■ EXERCISE PROMPT: Among the entries, which lines carry the string "подпрограмма"? Copy each of them.

■ EXERCISE INPUT:

##############################

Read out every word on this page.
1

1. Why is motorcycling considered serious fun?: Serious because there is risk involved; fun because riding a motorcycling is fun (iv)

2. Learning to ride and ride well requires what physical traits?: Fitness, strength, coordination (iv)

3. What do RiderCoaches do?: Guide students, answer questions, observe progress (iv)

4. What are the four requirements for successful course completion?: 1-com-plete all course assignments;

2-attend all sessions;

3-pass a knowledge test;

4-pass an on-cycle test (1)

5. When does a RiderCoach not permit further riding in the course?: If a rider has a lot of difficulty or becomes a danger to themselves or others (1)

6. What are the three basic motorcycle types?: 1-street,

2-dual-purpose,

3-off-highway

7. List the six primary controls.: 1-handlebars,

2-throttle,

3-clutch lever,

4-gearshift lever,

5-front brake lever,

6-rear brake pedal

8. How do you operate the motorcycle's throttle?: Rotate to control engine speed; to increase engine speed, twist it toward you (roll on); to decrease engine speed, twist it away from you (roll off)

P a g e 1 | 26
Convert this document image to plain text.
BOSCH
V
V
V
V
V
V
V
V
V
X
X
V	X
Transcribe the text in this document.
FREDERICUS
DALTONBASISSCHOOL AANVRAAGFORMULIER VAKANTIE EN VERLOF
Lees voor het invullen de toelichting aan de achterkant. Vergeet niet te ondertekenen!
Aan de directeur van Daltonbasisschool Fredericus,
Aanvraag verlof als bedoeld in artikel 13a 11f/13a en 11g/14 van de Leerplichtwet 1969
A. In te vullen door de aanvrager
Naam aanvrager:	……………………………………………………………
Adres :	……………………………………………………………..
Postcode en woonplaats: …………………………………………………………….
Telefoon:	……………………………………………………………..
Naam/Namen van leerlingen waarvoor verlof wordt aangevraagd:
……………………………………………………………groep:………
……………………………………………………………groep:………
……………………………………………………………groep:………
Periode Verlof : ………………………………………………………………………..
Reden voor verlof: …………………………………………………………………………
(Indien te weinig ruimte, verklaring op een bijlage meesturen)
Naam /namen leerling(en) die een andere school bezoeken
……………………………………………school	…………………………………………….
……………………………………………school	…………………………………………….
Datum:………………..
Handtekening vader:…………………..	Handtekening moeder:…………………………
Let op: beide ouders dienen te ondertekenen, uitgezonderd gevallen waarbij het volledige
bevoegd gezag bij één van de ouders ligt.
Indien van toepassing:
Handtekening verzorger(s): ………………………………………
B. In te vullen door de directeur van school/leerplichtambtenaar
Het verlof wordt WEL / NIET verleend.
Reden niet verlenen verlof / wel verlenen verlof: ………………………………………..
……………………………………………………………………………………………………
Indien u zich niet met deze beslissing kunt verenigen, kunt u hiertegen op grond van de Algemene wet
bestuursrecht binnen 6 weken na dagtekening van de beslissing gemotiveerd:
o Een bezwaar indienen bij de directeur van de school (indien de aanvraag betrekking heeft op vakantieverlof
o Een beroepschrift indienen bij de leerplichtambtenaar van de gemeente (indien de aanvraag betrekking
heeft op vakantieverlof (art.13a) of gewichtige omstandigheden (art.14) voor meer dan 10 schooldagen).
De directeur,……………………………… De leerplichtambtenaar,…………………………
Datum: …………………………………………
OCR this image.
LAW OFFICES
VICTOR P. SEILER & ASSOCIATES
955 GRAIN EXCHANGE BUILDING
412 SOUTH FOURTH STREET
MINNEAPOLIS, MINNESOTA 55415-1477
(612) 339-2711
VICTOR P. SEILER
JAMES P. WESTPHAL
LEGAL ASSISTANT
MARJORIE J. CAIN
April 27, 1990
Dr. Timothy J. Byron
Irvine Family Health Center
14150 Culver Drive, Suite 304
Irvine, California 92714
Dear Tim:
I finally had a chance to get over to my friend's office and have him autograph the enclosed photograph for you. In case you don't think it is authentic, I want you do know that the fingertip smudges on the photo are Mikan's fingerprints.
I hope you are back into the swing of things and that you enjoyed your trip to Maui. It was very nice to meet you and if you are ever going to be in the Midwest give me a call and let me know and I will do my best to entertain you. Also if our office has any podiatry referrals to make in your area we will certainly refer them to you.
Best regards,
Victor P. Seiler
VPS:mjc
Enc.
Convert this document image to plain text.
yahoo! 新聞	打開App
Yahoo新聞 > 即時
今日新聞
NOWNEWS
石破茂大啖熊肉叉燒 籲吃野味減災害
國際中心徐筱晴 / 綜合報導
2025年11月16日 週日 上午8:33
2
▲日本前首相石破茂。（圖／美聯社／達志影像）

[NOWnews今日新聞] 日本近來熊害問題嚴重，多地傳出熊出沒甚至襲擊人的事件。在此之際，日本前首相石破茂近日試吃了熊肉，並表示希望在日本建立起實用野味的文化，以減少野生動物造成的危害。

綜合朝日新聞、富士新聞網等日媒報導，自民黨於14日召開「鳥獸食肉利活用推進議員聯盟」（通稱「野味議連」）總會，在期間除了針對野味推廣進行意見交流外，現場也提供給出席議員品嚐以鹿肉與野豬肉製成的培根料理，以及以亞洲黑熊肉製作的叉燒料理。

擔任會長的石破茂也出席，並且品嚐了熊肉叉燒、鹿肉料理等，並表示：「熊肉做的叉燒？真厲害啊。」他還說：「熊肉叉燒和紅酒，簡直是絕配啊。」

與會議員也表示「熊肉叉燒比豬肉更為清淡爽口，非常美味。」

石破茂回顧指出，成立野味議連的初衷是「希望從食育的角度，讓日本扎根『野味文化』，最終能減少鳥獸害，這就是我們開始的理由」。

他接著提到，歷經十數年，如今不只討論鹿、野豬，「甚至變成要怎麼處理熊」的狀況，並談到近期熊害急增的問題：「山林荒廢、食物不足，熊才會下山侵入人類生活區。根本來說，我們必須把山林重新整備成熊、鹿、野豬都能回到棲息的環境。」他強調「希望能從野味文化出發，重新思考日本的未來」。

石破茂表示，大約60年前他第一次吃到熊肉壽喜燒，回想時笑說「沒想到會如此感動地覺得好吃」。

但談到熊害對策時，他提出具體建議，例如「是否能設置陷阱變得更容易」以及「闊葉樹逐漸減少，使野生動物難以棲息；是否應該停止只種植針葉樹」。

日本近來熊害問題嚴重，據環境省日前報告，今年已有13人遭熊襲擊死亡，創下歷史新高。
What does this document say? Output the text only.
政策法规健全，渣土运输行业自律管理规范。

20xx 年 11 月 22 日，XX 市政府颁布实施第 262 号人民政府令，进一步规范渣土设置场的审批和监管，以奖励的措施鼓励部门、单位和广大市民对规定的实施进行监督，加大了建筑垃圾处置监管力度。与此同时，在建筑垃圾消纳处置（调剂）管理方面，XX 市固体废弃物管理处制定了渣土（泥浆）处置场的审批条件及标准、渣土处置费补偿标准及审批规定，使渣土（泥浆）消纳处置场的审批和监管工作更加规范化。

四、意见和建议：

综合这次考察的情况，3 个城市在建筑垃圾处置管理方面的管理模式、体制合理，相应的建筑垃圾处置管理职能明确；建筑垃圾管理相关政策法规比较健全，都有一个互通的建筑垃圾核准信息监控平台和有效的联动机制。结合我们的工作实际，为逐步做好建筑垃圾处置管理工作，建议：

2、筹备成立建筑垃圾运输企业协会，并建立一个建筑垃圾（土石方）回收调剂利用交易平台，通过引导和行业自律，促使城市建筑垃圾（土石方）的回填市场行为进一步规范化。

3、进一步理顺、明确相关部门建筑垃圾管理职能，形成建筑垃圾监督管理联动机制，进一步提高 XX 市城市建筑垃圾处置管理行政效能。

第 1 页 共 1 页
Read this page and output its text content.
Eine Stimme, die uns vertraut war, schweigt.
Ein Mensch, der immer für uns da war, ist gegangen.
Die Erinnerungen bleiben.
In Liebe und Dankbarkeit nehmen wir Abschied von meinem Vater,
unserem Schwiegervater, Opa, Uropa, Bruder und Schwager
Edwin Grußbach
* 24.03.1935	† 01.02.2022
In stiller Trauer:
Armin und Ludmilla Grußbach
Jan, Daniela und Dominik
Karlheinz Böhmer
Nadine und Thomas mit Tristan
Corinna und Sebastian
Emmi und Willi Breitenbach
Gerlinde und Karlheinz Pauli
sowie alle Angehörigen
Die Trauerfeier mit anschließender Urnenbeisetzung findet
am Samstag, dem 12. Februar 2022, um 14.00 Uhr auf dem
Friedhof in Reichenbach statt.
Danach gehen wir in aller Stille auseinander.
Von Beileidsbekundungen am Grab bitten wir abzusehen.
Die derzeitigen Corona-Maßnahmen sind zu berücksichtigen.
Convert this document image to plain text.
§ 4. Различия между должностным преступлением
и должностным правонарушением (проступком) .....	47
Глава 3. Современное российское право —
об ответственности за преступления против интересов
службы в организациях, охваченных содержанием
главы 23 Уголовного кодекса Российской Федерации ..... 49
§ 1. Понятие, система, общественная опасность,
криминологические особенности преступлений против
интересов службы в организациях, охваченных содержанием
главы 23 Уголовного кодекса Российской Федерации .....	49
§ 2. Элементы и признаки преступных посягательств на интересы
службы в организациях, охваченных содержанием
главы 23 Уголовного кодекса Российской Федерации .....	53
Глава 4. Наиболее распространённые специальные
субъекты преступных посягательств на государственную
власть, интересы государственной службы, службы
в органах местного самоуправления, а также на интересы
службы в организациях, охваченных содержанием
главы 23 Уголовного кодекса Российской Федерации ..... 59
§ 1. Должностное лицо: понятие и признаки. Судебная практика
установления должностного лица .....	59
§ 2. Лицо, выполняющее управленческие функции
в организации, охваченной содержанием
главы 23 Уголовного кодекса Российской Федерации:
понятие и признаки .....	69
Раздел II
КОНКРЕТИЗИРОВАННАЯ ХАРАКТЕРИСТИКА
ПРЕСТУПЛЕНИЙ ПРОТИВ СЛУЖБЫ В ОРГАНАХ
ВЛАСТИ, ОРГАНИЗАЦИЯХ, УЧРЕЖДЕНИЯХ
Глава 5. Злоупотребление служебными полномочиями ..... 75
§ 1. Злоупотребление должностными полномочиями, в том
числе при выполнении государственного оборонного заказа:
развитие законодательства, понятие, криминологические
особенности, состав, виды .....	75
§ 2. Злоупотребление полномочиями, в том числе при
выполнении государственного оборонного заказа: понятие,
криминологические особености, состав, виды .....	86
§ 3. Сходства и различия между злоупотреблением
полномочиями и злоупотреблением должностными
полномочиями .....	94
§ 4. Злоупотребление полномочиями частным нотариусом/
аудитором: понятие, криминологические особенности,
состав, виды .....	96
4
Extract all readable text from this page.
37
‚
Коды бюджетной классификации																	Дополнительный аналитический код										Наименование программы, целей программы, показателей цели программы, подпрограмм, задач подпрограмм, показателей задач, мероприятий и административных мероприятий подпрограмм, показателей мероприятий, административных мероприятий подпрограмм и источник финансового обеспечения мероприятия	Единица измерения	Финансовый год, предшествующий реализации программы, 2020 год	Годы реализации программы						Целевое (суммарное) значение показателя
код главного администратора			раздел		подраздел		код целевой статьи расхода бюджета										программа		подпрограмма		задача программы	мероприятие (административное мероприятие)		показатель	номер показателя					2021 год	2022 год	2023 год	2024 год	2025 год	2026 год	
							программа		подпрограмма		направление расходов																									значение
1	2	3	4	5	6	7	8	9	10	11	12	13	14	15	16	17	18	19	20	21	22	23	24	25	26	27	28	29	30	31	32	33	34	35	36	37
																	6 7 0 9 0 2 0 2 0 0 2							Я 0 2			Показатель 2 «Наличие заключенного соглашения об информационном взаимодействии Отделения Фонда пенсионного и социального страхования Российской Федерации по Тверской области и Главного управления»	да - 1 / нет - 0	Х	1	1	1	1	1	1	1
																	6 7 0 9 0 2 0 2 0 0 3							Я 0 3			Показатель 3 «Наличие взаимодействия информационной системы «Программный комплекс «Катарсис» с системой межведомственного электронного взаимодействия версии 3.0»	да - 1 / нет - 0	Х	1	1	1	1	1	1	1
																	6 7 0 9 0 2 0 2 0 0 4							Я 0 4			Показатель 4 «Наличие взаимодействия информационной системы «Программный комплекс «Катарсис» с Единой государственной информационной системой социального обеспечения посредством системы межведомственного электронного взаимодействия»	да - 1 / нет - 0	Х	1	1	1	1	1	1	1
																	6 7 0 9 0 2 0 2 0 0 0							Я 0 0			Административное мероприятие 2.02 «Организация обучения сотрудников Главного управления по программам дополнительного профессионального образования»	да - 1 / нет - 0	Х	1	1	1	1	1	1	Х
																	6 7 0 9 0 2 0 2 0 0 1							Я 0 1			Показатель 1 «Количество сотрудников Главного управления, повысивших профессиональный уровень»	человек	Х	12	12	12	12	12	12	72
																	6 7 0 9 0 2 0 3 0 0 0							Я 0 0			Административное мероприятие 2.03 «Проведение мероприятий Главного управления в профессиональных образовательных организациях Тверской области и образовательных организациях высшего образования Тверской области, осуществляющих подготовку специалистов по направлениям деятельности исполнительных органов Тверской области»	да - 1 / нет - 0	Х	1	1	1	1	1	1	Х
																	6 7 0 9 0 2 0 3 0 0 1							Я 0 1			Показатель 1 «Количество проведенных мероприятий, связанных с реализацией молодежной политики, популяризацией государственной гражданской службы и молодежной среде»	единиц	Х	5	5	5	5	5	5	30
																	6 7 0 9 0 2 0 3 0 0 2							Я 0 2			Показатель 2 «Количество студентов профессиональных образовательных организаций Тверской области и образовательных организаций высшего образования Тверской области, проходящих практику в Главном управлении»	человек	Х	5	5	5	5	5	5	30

##############################

■ ANSWER TO THIS TASK:
код главного администратора			раздел		подраздел		код целевой статьи расхода бюджета										программа		подпрограмма		задача программы	мероприятие (административное мероприятие)		показатель	номер показателя					2021 год	2022 год	2023 год	2024 год	2025 год	2026 год	
							программа		подпрограмма		направление расходов																									значение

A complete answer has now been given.